╭──
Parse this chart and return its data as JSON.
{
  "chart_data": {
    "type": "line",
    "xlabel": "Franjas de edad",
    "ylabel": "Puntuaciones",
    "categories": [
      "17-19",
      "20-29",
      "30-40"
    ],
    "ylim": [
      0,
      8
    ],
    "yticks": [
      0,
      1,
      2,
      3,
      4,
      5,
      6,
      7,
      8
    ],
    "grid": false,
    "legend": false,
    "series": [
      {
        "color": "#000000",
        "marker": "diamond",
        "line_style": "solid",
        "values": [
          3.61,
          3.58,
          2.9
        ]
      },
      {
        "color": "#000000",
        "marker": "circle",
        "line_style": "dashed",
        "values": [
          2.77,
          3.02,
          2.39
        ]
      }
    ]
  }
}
╰──
YOUR TASK —
The records above should all be quoted exactly, please.

EXERCISE OUTPUT —
Parse this chart and return its data as JSON.
{
  "chart_data": {
    "type": "line",
    "xlabel": "Franjas de edad",
    "ylabel": "Puntuaciones",
    "categories": [
      "17-19",
      "20-29",
      "30-40"
    ],
    "ylim": [
      0,
      8
    ],
    "yticks": [
      0,
      1,
      2,
      3,
      4,
      5,
      6,
      7,
      8
    ],
    "grid": false,
    "legend": false,
    "series": [
      {
        "color": "#000000",
        "marker": "diamond",
        "line_style": "solid",
        "values": [
          3.61,
          3.58,
          2.9
        ]
      },
      {
        "color": "#000000",
        "marker": "circle",
        "line_style": "dashed",
        "values": [
          2.77,
          3.02,
          2.39
        ]
      }
    ]
  }
}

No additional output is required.